PROBLEM DETAILS:
In your copy, reproduce the entries exactly as they are, minus the images.

STORED DATA:
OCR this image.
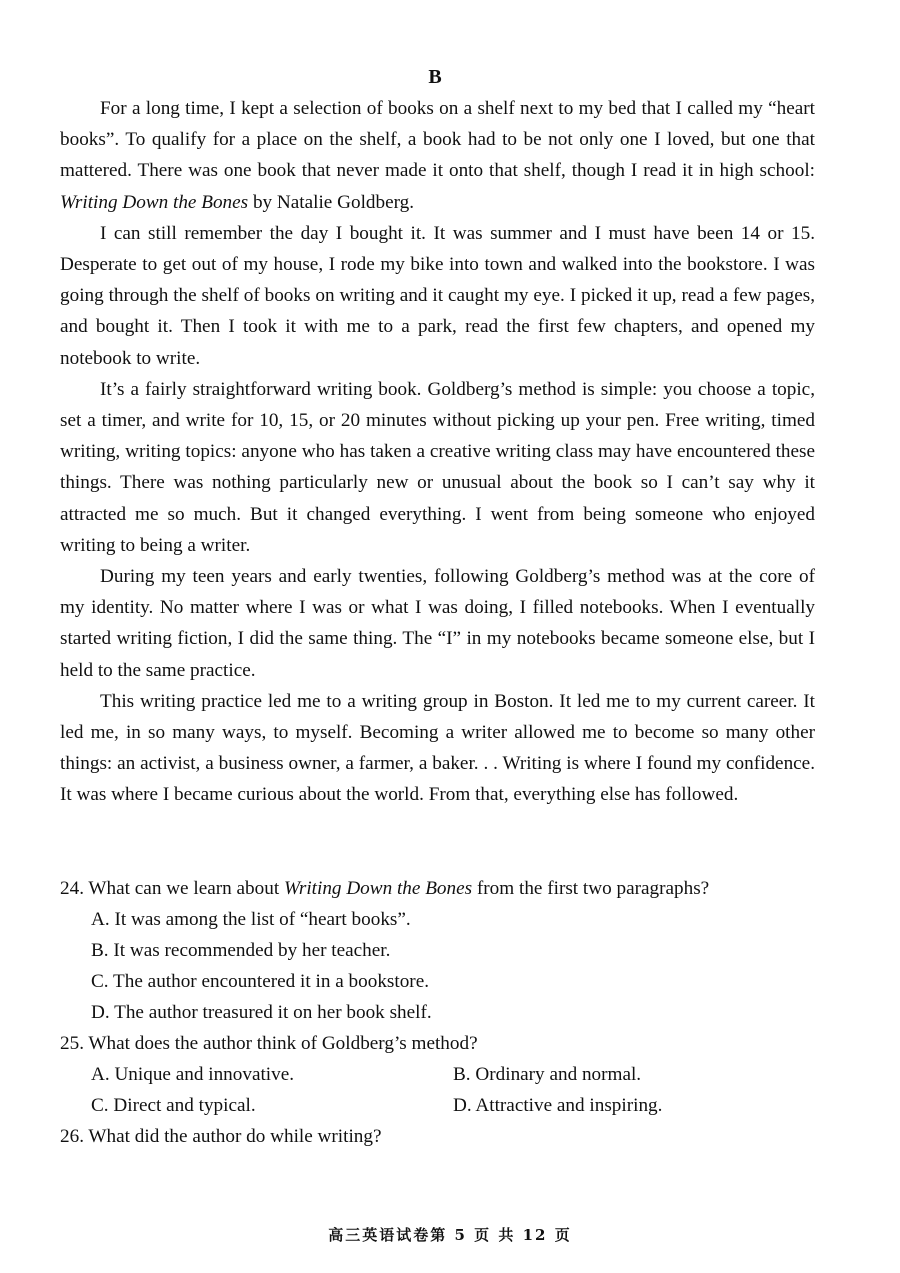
B

For a long time, I kept a selection of books on a shelf next to my bed that I called my “heart books”. To qualify for a place on the shelf, a book had to be not only one I loved, but one that mattered. There was one book that never made it onto that shelf, though I read it in high school: Writing Down the Bones by Natalie Goldberg.

I can still remember the day I bought it. It was summer and I must have been 14 or 15. Desperate to get out of my house, I rode my bike into town and walked into the bookstore. I was going through the shelf of books on writing and it caught my eye. I picked it up, read a few pages, and bought it. Then I took it with me to a park, read the first few chapters, and opened my notebook to write.

It’s a fairly straightforward writing book. Goldberg’s method is simple: you choose a topic, set a timer, and write for 10, 15, or 20 minutes without picking up your pen. Free writing, timed writing, writing topics: anyone who has taken a creative writing class may have encountered these things. There was nothing particularly new or unusual about the book so I can’t say why it attracted me so much. But it changed everything. I went from being someone who enjoyed writing to being a writer.

During my teen years and early twenties, following Goldberg’s method was at the core of my identity. No matter where I was or what I was doing, I filled notebooks. When I eventually started writing fiction, I did the same thing. The “I” in my notebooks became someone else, but I held to the same practice.

This writing practice led me to a writing group in Boston. It led me to my current career. It led me, in so many ways, to myself. Becoming a writer allowed me to become so many other things: an activist, a business owner, a farmer, a baker. . . Writing is where I found my confidence. It was where I became curious about the world. From that, everything else has followed.

24. What can we learn about Writing Down the Bones from the first two paragraphs?

A. It was among the list of “heart books”.

B. It was recommended by her teacher.

C. The author encountered it in a bookstore.

D. The author treasured it on her book shelf.

25. What does the author think of Goldberg’s method?

A. Unique and innovative.	B. Ordinary and normal.
C. Direct and typical.	D. Attractive and inspiring.

26. What did the author do while writing?

高三英语试卷第 5 页 共 12 页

RESULT:
OCR this image.
B

For a long time, I kept a selection of books on a shelf next to my bed that I called my “heart books”. To qualify for a place on the shelf, a book had to be not only one I loved, but one that mattered. There was one book that never made it onto that shelf, though I read it in high school: Writing Down the Bones by Natalie Goldberg.

I can still remember the day I bought it. It was summer and I must have been 14 or 15. Desperate to get out of my house, I rode my bike into town and walked into the bookstore. I was going through the shelf of books on writing and it caught my eye. I picked it up, read a few pages, and bought it. Then I took it with me to a park, read the first few chapters, and opened my notebook to write.

It’s a fairly straightforward writing book. Goldberg’s method is simple: you choose a topic, set a timer, and write for 10, 15, or 20 minutes without picking up your pen. Free writing, timed writing, writing topics: anyone who has taken a creative writing class may have encountered these things. There was nothing particularly new or unusual about the book so I can’t say why it attracted me so much. But it changed everything. I went from being someone who enjoyed writing to being a writer.

During my teen years and early twenties, following Goldberg’s method was at the core of my identity. No matter where I was or what I was doing, I filled notebooks. When I eventually started writing fiction, I did the same thing. The “I” in my notebooks became someone else, but I held to the same practice.

This writing practice led me to a writing group in Boston. It led me to my current career. It led me, in so many ways, to myself. Becoming a writer allowed me to become so many other things: an activist, a business owner, a farmer, a baker. . . Writing is where I found my confidence. It was where I became curious about the world. From that, everything else has followed.

24. What can we learn about Writing Down the Bones from the first two paragraphs?

A. It was among the list of “heart books”.

B. It was recommended by her teacher.

C. The author encountered it in a bookstore.

D. The author treasured it on her book shelf.

25. What does the author think of Goldberg’s method?

A. Unique and innovative.	B. Ordinary and normal.
C. Direct and typical.	D. Attractive and inspiring.

26. What did the author do while writing?

高三英语试卷第 5 页 共 12 页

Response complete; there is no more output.